Write out the material exactly, with the pictures left out.

━━ INPUT FOR THIS TASK ━━

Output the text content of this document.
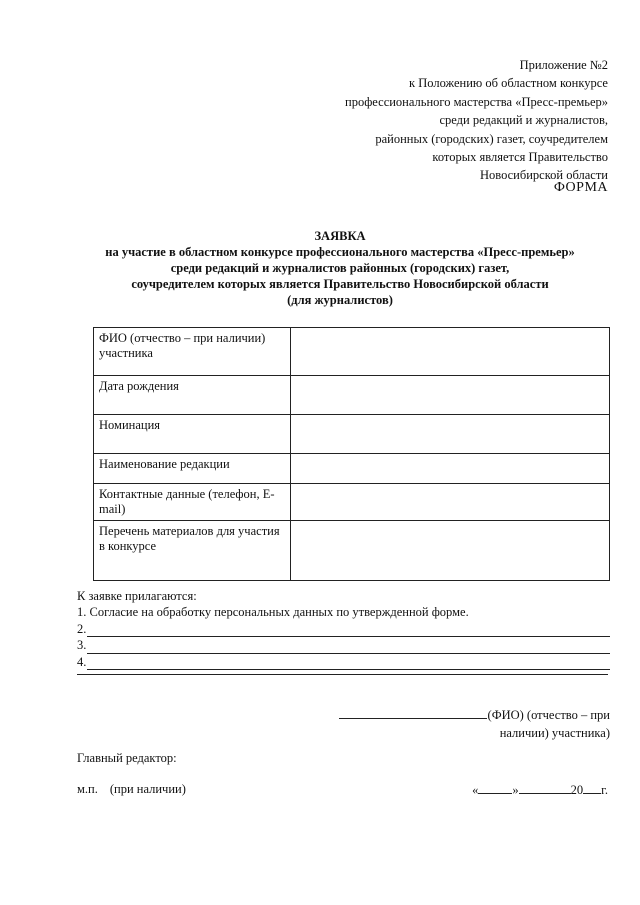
Приложение №2
к Положению об областном конкурсе
профессионального мастерства «Пресс-премьер»
среди редакций и журналистов,
районных (городских) газет, соучредителем
которых является Правительство
Новосибирской области
ФОРМА
ЗАЯВКА
на участие в областном конкурсе профессионального мастерства «Пресс-премьер»
среди редакций и журналистов районных (городских) газет,
соучредителем которых является Правительство Новосибирской области
(для журналистов)
ФИО (отчество – при наличии) участника	
Дата рождения	
Номинация	
Наименование редакции	
Контактные данные (телефон, E-mail)	
Перечень материалов для участия в конкурсе	
К заявке прилагаются:
1. Согласие на обработку персональных данных по утвержденной форме.
2.
3.
4.
(ФИО) (отчество – при
наличии) участника)
Главный редактор:
м.п. (при наличии)	«	»	20 г.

━━━

#### REPLY TO THE EXERCISE:
Output the text content of this document.
Приложение №2
к Положению об областном конкурсе
профессионального мастерства «Пресс-премьер»
среди редакций и журналистов,
районных (городских) газет, соучредителем
которых является Правительство
Новосибирской области
ФОРМА
ЗАЯВКА
на участие в областном конкурсе профессионального мастерства «Пресс-премьер»
среди редакций и журналистов районных (городских) газет,
соучредителем которых является Правительство Новосибирской области
(для журналистов)
ФИО (отчество – при наличии) участника	
Дата рождения	
Номинация	
Наименование редакции	
Контактные данные (телефон, E-mail)	
Перечень материалов для участия в конкурсе	
К заявке прилагаются:
1. Согласие на обработку персональных данных по утвержденной форме.
2.
3.
4.
(ФИО) (отчество – при
наличии) участника)
Главный редактор:
м.п. (при наличии)	«	»	20 г.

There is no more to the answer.